◆ Exercise task:
Return the lines below exactly, beginning with the line that contains "candlestick-button[interactable] [569, 91, 605, 119]" and continuing through the line that contains "range-1d[interactable]: 1D [717, 90, 754, 119]", both included.

.....

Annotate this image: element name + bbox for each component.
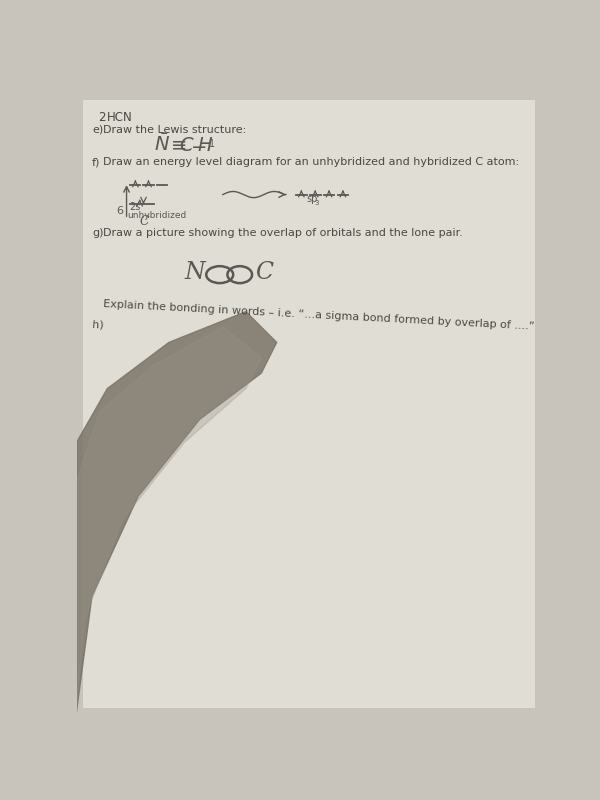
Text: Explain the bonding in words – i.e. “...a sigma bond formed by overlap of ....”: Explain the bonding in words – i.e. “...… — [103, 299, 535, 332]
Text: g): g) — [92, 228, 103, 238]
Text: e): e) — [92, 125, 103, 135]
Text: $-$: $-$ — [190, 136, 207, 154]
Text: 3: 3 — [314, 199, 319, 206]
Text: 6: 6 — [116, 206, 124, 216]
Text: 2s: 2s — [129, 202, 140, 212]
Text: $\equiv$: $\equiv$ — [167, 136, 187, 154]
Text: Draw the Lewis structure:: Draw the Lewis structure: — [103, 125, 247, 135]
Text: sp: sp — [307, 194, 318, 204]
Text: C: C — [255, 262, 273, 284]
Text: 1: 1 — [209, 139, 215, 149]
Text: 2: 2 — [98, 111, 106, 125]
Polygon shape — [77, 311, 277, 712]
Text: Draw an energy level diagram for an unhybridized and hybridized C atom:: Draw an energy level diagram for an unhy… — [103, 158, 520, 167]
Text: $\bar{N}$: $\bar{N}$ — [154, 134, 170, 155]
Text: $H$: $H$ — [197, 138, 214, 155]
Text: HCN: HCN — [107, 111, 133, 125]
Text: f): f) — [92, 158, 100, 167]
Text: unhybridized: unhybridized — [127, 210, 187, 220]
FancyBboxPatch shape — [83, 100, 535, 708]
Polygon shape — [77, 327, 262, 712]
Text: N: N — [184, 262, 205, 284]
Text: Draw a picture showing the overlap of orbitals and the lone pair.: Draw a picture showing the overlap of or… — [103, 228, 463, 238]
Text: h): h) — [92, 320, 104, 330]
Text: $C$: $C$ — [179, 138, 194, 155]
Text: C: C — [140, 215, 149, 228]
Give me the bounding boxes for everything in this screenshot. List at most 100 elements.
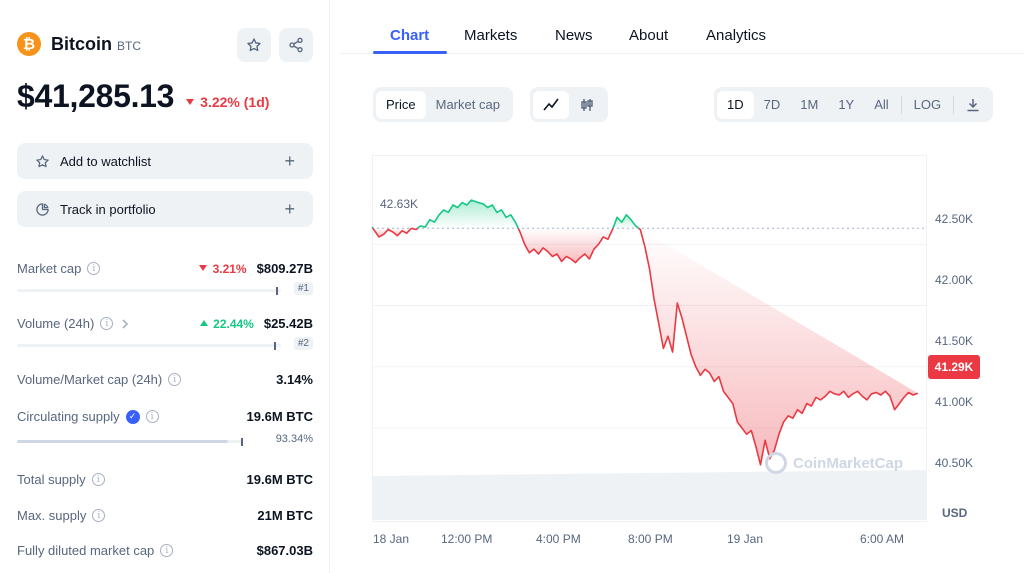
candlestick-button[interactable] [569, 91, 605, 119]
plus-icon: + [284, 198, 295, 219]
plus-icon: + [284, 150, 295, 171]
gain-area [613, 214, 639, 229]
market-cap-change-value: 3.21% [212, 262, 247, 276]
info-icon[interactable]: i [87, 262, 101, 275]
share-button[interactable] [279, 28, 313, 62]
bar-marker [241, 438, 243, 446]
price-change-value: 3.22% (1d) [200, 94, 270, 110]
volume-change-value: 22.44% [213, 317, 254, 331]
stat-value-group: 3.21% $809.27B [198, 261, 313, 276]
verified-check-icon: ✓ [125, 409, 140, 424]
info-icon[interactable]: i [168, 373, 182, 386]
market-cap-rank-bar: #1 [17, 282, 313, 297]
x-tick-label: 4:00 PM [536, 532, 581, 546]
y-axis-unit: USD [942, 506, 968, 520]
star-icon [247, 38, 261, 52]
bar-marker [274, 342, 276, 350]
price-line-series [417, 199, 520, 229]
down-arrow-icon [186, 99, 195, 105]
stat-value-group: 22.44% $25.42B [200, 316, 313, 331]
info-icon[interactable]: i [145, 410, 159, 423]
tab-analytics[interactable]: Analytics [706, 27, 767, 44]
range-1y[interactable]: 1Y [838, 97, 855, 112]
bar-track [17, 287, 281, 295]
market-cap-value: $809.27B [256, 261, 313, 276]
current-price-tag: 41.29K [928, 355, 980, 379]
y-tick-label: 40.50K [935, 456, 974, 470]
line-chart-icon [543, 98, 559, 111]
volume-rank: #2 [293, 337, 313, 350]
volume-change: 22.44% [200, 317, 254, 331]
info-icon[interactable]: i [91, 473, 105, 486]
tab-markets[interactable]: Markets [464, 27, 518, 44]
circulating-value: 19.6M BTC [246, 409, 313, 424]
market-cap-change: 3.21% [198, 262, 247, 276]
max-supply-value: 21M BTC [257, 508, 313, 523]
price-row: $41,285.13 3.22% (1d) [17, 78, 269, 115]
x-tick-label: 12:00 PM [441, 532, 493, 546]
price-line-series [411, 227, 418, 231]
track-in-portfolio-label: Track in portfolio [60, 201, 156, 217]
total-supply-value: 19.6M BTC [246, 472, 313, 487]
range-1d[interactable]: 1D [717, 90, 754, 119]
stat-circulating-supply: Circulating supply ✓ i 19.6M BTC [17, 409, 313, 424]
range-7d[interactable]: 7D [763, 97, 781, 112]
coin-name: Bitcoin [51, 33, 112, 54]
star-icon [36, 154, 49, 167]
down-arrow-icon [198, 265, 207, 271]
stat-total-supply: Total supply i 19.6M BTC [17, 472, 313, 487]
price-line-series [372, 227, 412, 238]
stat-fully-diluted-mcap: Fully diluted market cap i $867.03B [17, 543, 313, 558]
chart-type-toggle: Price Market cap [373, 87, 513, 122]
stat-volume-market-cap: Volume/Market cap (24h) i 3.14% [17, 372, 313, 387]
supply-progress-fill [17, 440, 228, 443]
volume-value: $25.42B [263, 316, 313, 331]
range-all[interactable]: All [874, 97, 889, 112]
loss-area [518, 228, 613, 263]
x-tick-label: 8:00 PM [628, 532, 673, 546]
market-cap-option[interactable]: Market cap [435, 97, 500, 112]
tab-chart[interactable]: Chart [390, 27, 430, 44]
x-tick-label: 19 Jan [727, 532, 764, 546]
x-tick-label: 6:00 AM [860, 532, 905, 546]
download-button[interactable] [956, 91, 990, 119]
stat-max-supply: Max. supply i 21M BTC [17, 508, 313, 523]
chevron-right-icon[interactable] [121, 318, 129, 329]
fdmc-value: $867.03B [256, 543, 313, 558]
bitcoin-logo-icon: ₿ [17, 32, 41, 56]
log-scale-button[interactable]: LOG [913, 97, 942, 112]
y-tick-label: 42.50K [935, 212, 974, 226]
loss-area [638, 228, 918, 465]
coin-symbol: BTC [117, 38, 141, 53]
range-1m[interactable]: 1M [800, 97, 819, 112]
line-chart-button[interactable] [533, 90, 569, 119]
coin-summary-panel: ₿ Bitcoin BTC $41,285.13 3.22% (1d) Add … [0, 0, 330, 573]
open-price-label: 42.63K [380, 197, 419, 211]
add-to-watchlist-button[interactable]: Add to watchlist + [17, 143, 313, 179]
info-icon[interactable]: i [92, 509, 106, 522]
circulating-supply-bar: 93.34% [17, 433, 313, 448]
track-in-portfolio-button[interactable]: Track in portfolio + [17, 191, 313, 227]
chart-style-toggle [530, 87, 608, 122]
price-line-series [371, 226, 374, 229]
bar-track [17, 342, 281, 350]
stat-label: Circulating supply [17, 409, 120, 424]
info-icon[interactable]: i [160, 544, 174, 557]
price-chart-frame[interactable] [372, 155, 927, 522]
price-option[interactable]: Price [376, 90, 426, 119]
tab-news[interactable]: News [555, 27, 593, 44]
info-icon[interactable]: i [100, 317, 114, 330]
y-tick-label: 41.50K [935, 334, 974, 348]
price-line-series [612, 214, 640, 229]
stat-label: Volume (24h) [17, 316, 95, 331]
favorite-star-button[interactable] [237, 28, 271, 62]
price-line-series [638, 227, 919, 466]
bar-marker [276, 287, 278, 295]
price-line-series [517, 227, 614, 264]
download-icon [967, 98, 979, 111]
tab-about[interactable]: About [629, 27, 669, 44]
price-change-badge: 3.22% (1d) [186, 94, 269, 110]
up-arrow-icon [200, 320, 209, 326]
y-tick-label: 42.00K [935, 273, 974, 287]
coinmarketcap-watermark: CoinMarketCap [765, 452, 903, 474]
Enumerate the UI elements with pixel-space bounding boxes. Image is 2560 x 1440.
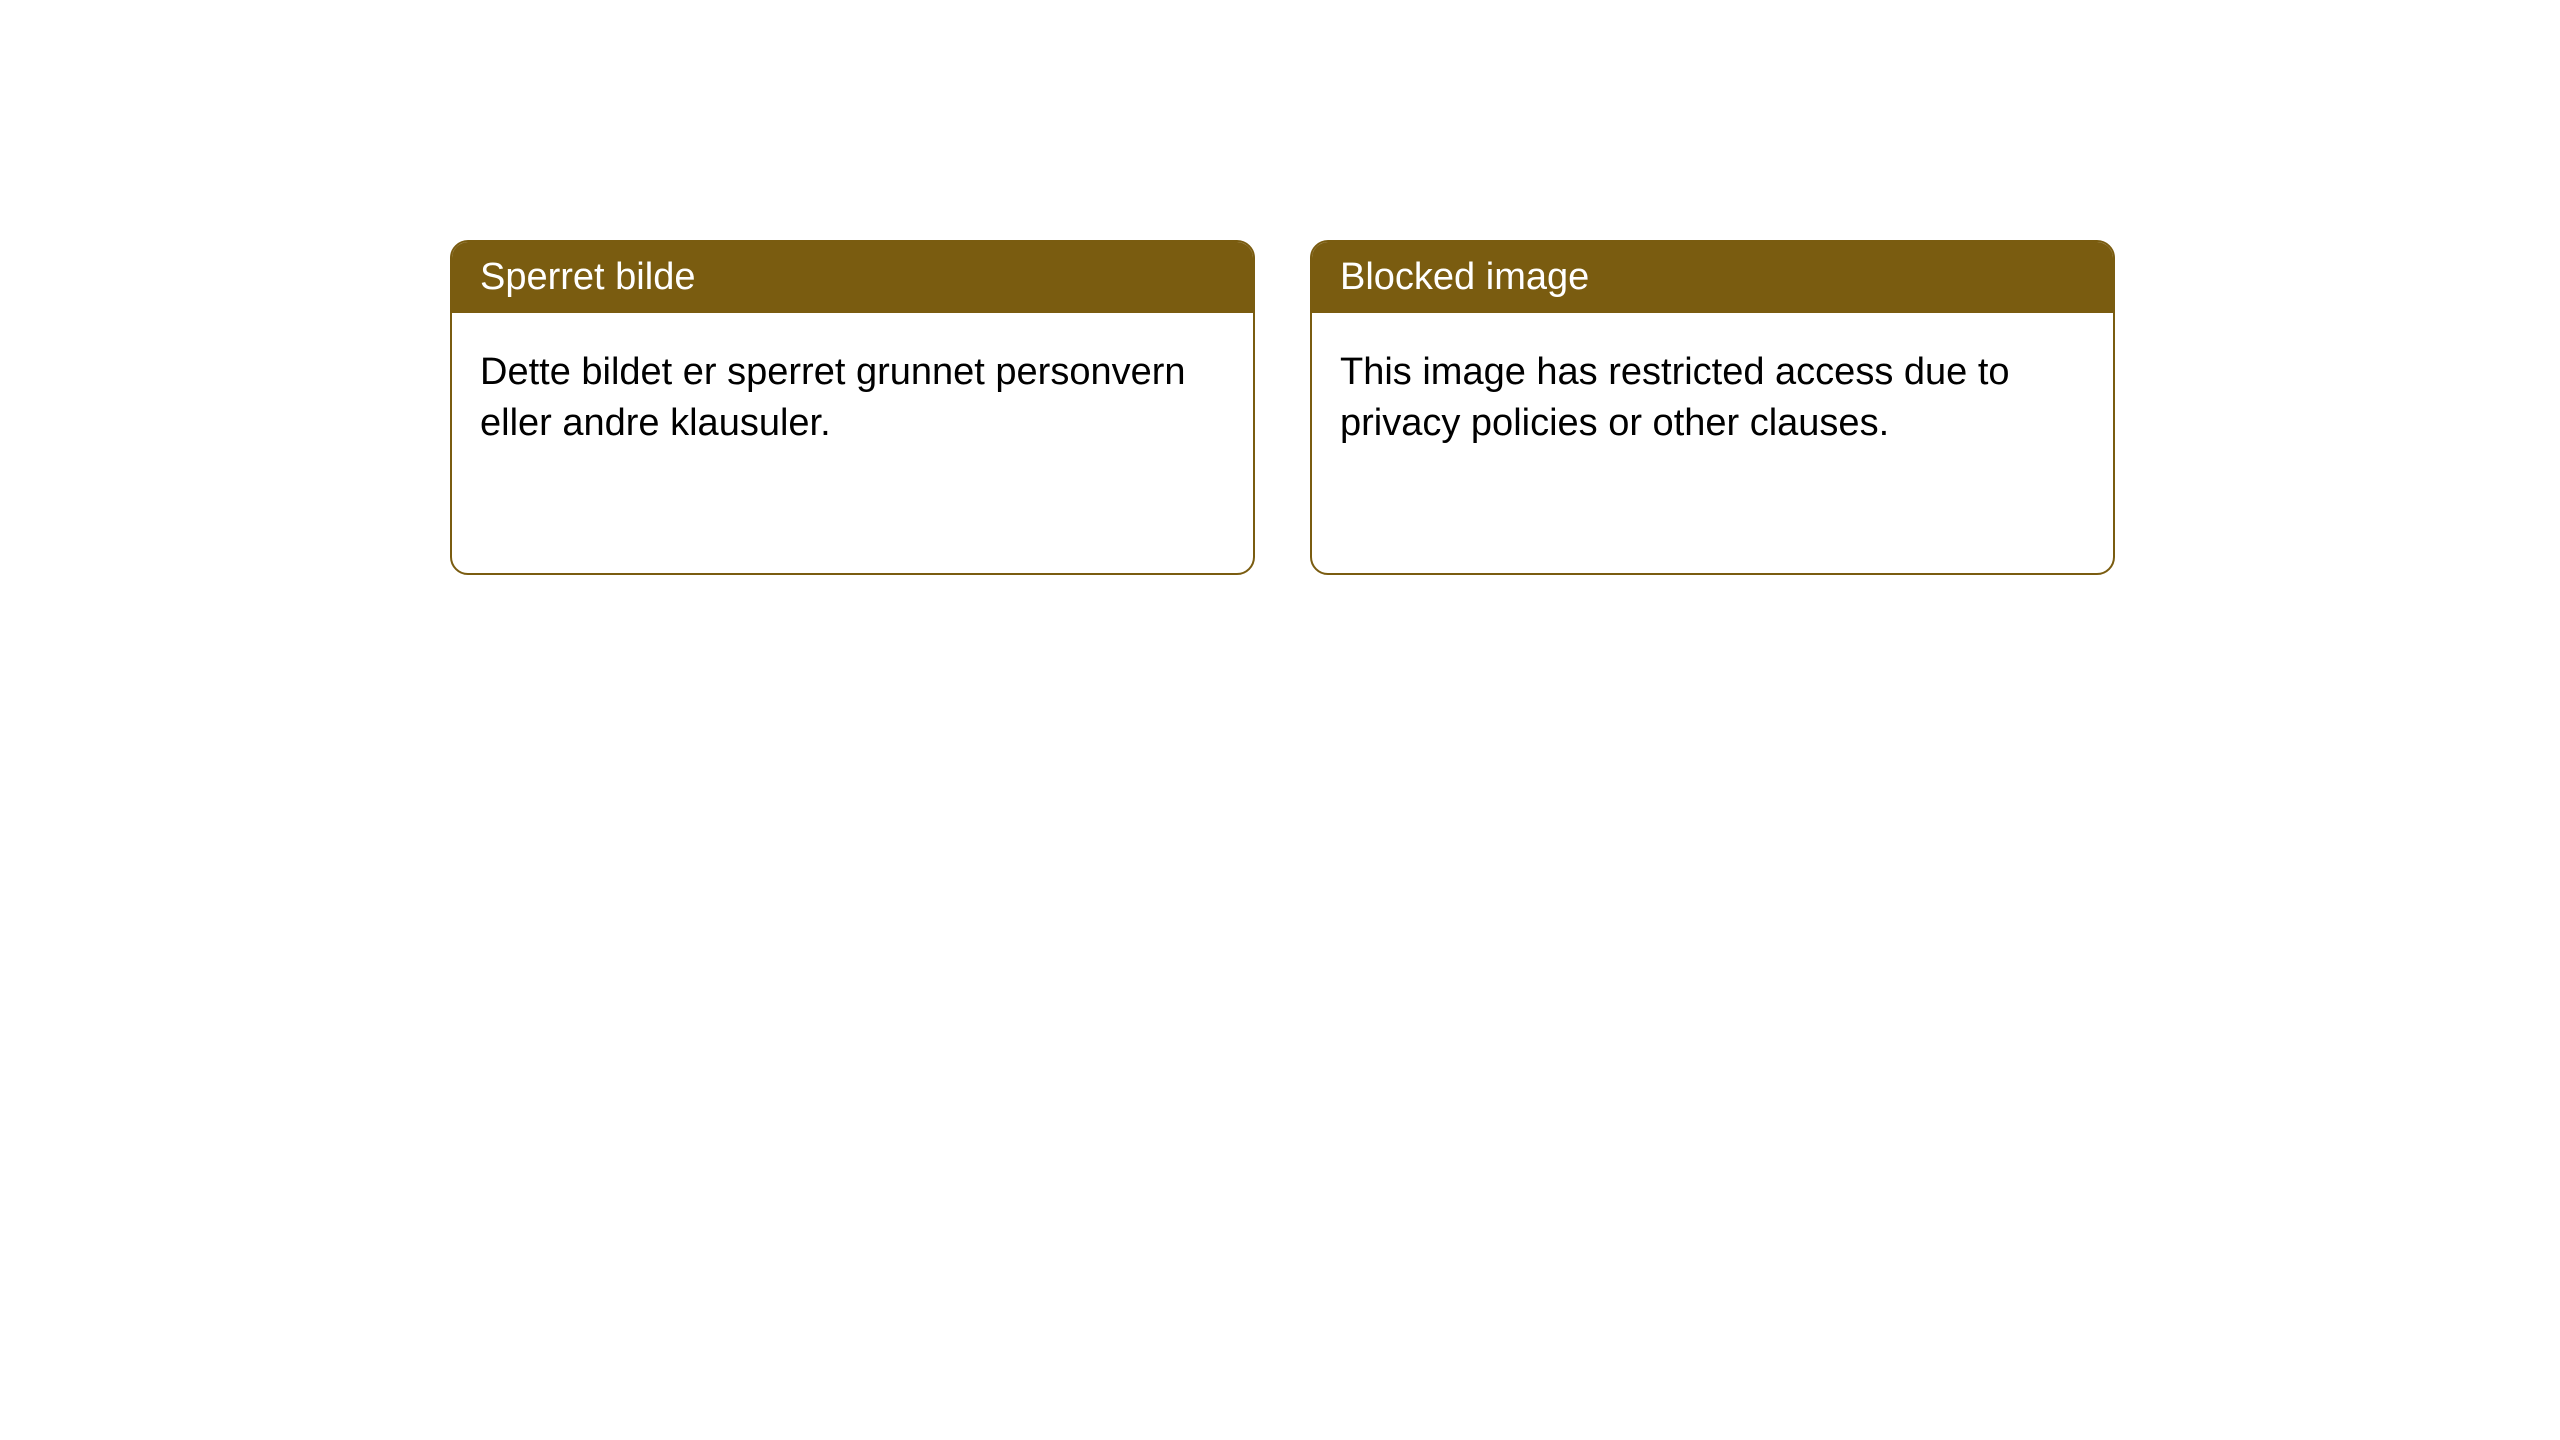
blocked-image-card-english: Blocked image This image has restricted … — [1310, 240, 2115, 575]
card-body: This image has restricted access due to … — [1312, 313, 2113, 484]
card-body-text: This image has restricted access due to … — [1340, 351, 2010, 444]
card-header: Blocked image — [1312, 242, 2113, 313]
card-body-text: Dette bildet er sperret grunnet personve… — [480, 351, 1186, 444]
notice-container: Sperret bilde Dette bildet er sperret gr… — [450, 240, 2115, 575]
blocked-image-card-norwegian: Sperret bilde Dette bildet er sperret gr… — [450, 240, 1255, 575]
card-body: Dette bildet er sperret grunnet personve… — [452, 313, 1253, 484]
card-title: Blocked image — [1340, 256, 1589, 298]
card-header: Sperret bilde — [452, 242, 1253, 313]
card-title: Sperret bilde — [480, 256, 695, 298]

.....

◆ Completed exercise:
candlestick-button[interactable] [569, 91, 605, 119]
plus-icon: + [284, 198, 295, 219]
plus-icon: + [284, 150, 295, 171]
gain-area [613, 214, 639, 229]
market-cap-change-value: 3.21% [212, 262, 247, 276]
info-icon[interactable]: i [87, 262, 101, 275]
share-button[interactable] [279, 28, 313, 62]
bar-marker [241, 438, 243, 446]
price-change-value: 3.22% (1d) [200, 94, 270, 110]
volume-change-value: 22.44% [213, 317, 254, 331]
stat-value-group: 3.21% $809.27B [198, 261, 313, 276]
verified-check-icon: ✓ [125, 409, 140, 424]
info-icon[interactable]: i [168, 373, 182, 386]
market-cap-rank-bar: #1 [17, 282, 313, 297]
x-tick-label: 4:00 PM [536, 532, 581, 546]
y-axis-unit: USD [942, 506, 968, 520]
star-icon [247, 38, 261, 52]
bar-marker [274, 342, 276, 350]
price-line-series [417, 199, 520, 229]
down-arrow-icon [186, 99, 195, 105]
stat-value-group: 22.44% $25.42B [200, 316, 313, 331]
info-icon[interactable]: i [145, 410, 159, 423]
tab-analytics[interactable]: Analytics [706, 27, 767, 44]
range-1y[interactable]: 1Y [838, 97, 855, 112]
bar-track [17, 287, 281, 295]
market-cap-value: $809.27B [256, 261, 313, 276]
current-price-tag: 41.29K [928, 355, 980, 379]
y-tick-label: 40.50K [935, 456, 974, 470]
line-chart-icon [543, 98, 559, 111]
volume-rank: #2 [293, 337, 313, 350]
volume-change: 22.44% [200, 317, 254, 331]
info-icon[interactable]: i [91, 473, 105, 486]
tab-markets[interactable]: Markets [464, 27, 518, 44]
circulating-value: 19.6M BTC [246, 409, 313, 424]
market-cap-change: 3.21% [198, 262, 247, 276]
max-supply-value: 21M BTC [257, 508, 313, 523]
price-row: $41,285.13 3.22% (1d) [17, 78, 269, 115]
x-tick-label: 12:00 PM [441, 532, 493, 546]
price-line-series [411, 227, 418, 231]
track-in-portfolio-label: Track in portfolio [60, 201, 156, 217]
total-supply-value: 19.6M BTC [246, 472, 313, 487]
range-1d[interactable]: 1D [717, 90, 754, 119]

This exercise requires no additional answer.